(Stored data)

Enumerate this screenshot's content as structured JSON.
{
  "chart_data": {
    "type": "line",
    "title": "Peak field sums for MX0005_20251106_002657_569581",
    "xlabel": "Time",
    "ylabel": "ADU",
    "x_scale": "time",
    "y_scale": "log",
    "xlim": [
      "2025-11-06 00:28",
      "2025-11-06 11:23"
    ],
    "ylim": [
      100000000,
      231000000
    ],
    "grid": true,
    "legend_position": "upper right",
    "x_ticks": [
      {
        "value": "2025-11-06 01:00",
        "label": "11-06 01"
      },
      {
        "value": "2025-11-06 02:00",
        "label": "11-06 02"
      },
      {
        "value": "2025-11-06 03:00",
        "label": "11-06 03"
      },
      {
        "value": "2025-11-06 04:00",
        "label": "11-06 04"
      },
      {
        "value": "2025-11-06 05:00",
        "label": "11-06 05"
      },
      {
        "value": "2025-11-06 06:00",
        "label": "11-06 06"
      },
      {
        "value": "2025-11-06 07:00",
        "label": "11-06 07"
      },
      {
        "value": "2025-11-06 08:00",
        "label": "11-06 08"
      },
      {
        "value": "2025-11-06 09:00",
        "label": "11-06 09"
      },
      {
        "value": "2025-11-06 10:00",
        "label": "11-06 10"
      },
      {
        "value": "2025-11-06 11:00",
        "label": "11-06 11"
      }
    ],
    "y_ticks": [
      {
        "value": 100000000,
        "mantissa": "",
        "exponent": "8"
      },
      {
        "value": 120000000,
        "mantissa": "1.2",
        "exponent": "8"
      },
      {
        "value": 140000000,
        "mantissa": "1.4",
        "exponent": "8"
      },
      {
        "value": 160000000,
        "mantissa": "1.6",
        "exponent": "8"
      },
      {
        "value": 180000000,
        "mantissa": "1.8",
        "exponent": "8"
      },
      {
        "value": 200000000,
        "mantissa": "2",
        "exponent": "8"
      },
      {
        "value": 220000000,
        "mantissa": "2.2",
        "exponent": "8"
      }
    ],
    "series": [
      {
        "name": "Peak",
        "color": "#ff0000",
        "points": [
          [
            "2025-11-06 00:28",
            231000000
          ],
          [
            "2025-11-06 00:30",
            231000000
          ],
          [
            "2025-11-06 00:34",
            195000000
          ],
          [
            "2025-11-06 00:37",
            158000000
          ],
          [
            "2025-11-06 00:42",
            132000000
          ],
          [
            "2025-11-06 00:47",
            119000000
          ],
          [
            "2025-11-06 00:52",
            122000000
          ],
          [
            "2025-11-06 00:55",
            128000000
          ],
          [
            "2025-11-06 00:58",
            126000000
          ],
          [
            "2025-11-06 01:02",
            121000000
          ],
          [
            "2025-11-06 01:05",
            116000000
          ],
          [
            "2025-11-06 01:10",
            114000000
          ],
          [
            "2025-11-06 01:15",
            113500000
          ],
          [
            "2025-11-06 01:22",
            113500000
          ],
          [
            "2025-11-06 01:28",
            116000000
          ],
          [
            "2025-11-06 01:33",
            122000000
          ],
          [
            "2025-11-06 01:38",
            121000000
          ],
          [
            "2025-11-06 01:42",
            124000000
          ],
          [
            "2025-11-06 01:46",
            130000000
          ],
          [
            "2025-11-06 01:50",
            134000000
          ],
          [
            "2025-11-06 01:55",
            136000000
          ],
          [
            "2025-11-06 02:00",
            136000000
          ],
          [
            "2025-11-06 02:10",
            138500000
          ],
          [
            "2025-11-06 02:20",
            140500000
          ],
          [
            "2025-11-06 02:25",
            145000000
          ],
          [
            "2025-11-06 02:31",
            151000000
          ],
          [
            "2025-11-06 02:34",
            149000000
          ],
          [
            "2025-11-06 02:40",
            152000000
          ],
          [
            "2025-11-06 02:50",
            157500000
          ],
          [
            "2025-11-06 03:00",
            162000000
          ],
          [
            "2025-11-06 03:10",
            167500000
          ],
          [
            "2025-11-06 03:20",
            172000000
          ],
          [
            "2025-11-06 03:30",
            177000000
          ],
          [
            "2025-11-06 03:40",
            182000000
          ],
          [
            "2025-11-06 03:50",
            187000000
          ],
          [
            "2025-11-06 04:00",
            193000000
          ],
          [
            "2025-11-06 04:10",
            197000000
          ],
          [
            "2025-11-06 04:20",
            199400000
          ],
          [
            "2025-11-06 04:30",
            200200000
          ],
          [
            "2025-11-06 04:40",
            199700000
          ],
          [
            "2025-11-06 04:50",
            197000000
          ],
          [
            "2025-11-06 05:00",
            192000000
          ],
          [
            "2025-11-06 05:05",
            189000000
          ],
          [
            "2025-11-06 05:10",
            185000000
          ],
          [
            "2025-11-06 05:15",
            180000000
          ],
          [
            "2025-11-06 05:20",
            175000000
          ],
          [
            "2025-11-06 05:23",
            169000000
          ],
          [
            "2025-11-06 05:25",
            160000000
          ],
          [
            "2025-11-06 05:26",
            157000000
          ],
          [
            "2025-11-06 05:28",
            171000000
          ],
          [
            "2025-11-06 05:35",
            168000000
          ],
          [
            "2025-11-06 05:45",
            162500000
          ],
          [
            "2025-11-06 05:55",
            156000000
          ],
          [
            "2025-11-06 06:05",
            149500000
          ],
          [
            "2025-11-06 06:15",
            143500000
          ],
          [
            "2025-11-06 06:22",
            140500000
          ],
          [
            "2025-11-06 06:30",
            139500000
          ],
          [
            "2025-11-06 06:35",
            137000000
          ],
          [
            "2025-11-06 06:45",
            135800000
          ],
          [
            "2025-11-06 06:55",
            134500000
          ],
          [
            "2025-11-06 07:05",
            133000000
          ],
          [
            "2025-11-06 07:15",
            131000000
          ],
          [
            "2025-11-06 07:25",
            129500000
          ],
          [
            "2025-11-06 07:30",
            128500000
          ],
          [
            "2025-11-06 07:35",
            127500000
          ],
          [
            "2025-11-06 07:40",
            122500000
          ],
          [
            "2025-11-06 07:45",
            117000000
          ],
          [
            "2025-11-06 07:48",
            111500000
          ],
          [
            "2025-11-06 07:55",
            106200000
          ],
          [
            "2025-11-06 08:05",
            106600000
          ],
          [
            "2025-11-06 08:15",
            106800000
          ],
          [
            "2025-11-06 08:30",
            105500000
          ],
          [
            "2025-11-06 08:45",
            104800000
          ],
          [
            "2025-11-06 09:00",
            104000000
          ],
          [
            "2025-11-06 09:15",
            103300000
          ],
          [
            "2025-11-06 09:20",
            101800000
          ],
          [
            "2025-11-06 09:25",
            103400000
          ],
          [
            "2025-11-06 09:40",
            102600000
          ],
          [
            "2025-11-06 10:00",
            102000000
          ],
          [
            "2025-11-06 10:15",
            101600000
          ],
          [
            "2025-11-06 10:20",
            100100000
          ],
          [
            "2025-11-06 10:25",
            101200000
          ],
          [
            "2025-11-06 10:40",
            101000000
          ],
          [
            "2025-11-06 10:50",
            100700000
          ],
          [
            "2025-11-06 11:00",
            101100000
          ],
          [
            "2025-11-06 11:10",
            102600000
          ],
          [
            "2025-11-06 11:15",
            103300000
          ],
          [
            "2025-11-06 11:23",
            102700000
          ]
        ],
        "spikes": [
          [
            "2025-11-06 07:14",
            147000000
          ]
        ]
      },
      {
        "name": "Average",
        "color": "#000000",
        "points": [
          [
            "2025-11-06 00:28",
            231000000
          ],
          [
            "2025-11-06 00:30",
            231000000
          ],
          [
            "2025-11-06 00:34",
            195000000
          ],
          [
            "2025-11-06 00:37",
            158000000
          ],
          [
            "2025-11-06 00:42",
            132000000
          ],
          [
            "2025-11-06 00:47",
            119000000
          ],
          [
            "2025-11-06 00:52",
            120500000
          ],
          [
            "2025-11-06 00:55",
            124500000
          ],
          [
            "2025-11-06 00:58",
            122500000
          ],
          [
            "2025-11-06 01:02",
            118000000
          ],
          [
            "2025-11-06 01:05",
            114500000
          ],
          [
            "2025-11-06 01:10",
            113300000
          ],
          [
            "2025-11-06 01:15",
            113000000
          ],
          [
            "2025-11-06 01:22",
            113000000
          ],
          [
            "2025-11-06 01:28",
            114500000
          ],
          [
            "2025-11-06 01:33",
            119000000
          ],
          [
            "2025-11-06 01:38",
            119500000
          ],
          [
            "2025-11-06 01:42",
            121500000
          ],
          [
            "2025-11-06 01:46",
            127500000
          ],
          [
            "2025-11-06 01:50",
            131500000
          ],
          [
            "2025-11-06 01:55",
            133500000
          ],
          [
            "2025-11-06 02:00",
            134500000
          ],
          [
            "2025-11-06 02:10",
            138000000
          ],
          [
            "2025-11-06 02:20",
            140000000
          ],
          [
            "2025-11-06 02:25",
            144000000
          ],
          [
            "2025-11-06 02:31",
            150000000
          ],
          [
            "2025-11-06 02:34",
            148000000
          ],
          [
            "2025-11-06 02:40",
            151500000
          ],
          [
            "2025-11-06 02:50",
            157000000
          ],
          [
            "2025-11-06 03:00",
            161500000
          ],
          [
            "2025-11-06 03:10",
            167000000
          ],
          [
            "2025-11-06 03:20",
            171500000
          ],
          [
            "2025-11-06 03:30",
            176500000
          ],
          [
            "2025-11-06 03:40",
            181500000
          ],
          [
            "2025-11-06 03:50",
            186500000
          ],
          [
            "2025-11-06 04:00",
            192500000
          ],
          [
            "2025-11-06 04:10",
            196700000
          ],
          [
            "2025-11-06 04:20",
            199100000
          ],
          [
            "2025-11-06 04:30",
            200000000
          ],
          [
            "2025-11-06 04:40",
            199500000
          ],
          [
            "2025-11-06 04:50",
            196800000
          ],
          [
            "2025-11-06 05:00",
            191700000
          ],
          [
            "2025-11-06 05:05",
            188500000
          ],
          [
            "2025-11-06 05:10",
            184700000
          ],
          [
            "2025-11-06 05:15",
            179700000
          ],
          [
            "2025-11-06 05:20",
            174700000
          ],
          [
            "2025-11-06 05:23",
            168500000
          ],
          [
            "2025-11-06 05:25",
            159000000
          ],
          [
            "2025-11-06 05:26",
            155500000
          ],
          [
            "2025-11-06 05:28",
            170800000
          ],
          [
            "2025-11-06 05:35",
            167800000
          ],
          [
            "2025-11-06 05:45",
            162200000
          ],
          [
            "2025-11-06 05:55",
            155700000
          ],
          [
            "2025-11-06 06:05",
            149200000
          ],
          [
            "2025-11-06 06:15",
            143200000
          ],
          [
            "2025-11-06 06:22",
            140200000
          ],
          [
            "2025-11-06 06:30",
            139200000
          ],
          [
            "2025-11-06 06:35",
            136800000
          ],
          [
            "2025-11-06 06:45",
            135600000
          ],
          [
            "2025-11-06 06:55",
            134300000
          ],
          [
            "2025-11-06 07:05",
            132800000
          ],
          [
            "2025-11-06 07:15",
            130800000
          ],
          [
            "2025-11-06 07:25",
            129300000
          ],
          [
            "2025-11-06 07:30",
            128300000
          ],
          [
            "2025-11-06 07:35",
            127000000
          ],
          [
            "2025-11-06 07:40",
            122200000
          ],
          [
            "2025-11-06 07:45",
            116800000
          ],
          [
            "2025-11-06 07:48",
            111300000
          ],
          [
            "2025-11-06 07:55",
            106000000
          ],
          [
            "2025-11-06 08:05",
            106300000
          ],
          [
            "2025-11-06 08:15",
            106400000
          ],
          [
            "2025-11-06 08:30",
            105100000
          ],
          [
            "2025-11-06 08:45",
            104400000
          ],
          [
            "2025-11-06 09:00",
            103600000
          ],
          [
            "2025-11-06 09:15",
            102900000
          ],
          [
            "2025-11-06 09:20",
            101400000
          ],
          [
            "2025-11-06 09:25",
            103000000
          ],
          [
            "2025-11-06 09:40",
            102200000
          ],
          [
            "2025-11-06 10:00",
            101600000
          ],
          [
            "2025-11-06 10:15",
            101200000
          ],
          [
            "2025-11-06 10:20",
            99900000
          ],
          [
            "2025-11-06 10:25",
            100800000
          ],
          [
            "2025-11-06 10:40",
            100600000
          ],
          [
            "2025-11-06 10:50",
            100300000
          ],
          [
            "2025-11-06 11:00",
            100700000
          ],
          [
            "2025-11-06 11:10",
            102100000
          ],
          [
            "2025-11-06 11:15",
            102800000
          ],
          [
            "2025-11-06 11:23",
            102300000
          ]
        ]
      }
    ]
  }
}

▸ **Written instruction**:
In the entries above, identify every line with the string "Peak".

▸ **Task solution**:
    "title": "Peak field sums for MX0005_20251106_002657_569581",
        "name": "Peak",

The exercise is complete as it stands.